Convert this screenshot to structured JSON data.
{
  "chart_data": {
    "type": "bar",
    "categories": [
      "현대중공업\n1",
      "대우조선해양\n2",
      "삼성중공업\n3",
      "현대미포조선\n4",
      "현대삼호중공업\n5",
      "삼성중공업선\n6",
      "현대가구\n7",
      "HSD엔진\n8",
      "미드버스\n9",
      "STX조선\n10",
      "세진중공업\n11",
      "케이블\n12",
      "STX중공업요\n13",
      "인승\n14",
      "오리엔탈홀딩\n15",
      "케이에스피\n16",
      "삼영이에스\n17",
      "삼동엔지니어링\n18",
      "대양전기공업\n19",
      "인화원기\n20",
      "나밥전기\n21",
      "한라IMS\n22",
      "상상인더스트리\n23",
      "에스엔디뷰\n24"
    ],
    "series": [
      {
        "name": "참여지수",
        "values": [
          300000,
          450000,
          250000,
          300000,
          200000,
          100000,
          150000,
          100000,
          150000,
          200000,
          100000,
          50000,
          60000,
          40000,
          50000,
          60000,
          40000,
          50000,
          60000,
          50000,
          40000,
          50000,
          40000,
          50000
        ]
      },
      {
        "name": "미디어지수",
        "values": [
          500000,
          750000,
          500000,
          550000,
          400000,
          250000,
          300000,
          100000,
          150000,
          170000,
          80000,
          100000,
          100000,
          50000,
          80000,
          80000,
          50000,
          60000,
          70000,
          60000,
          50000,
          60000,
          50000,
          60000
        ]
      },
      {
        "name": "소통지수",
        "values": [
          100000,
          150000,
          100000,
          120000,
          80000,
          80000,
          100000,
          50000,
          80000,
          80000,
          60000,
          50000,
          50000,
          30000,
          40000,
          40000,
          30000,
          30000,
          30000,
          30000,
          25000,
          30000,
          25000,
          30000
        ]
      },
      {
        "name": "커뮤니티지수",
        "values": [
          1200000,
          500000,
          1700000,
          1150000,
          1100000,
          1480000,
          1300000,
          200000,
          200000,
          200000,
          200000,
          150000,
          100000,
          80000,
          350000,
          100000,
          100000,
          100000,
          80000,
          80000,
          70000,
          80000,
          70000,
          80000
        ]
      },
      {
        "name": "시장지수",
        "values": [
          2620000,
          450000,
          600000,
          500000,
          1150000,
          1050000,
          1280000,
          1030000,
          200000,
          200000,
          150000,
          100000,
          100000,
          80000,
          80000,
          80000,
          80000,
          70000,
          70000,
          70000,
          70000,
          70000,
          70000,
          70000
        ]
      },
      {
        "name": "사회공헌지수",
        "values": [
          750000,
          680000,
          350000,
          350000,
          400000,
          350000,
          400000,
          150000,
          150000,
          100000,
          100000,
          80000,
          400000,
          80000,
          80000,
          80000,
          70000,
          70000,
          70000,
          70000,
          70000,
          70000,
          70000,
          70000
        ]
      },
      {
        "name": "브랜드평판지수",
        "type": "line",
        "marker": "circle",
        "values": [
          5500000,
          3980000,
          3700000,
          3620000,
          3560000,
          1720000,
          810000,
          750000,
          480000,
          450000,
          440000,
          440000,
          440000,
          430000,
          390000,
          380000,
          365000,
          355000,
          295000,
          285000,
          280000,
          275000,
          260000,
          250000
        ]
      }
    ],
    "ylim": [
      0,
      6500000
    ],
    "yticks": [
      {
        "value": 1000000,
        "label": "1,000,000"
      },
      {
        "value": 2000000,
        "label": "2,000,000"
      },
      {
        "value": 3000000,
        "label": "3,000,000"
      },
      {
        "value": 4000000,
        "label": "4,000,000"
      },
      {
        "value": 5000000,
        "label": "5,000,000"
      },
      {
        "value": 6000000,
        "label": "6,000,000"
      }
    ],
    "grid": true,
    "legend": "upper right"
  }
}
# # # # #
WHAT YOU HAVE TO DO
Print all the data exactly.

ANSWER TO THIS TASK
Convert this screenshot to structured JSON data.
{
  "chart_data": {
    "type": "bar",
    "categories": [
      "현대중공업\n1",
      "대우조선해양\n2",
      "삼성중공업\n3",
      "현대미포조선\n4",
      "현대삼호중공업\n5",
      "삼성중공업선\n6",
      "현대가구\n7",
      "HSD엔진\n8",
      "미드버스\n9",
      "STX조선\n10",
      "세진중공업\n11",
      "케이블\n12",
      "STX중공업요\n13",
      "인승\n14",
      "오리엔탈홀딩\n15",
      "케이에스피\n16",
      "삼영이에스\n17",
      "삼동엔지니어링\n18",
      "대양전기공업\n19",
      "인화원기\n20",
      "나밥전기\n21",
      "한라IMS\n22",
      "상상인더스트리\n23",
      "에스엔디뷰\n24"
    ],
    "series": [
      {
        "name": "참여지수",
        "values": [
          300000,
          450000,
          250000,
          300000,
          200000,
          100000,
          150000,
          100000,
          150000,
          200000,
          100000,
          50000,
          60000,
          40000,
          50000,
          60000,
          40000,
          50000,
          60000,
          50000,
          40000,
          50000,
          40000,
          50000
        ]
      },
      {
        "name": "미디어지수",
        "values": [
          500000,
          750000,
          500000,
          550000,
          400000,
          250000,
          300000,
          100000,
          150000,
          170000,
          80000,
          100000,
          100000,
          50000,
          80000,
          80000,
          50000,
          60000,
          70000,
          60000,
          50000,
          60000,
          50000,
          60000
        ]
      },
      {
        "name": "소통지수",
        "values": [
          100000,
          150000,
          100000,
          120000,
          80000,
          80000,
          100000,
          50000,
          80000,
          80000,
          60000,
          50000,
          50000,
          30000,
          40000,
          40000,
          30000,
          30000,
          30000,
          30000,
          25000,
          30000,
          25000,
          30000
        ]
      },
      {
        "name": "커뮤니티지수",
        "values": [
          1200000,
          500000,
          1700000,
          1150000,
          1100000,
          1480000,
          1300000,
          200000,
          200000,
          200000,
          200000,
          150000,
          100000,
          80000,
          350000,
          100000,
          100000,
          100000,
          80000,
          80000,
          70000,
          80000,
          70000,
          80000
        ]
      },
      {
        "name": "시장지수",
        "values": [
          2620000,
          450000,
          600000,
          500000,
          1150000,
          1050000,
          1280000,
          1030000,
          200000,
          200000,
          150000,
          100000,
          100000,
          80000,
          80000,
          80000,
          80000,
          70000,
          70000,
          70000,
          70000,
          70000,
          70000,
          70000
        ]
      },
      {
        "name": "사회공헌지수",
        "values": [
          750000,
          680000,
          350000,
          350000,
          400000,
          350000,
          400000,
          150000,
          150000,
          100000,
          100000,
          80000,
          400000,
          80000,
          80000,
          80000,
          70000,
          70000,
          70000,
          70000,
          70000,
          70000,
          70000,
          70000
        ]
      },
      {
        "name": "브랜드평판지수",
        "type": "line",
        "marker": "circle",
        "values": [
          5500000,
          3980000,
          3700000,
          3620000,
          3560000,
          1720000,
          810000,
          750000,
          480000,
          450000,
          440000,
          440000,
          440000,
          430000,
          390000,
          380000,
          365000,
          355000,
          295000,
          285000,
          280000,
          275000,
          260000,
          250000
        ]
      }
    ],
    "ylim": [
      0,
      6500000
    ],
    "yticks": [
      {
        "value": 1000000,
        "label": "1,000,000"
      },
      {
        "value": 2000000,
        "label": "2,000,000"
      },
      {
        "value": 3000000,
        "label": "3,000,000"
      },
      {
        "value": 4000000,
        "label": "4,000,000"
      },
      {
        "value": 5000000,
        "label": "5,000,000"
      },
      {
        "value": 6000000,
        "label": "6,000,000"
      }
    ],
    "grid": true,
    "legend": "upper right"
  }
}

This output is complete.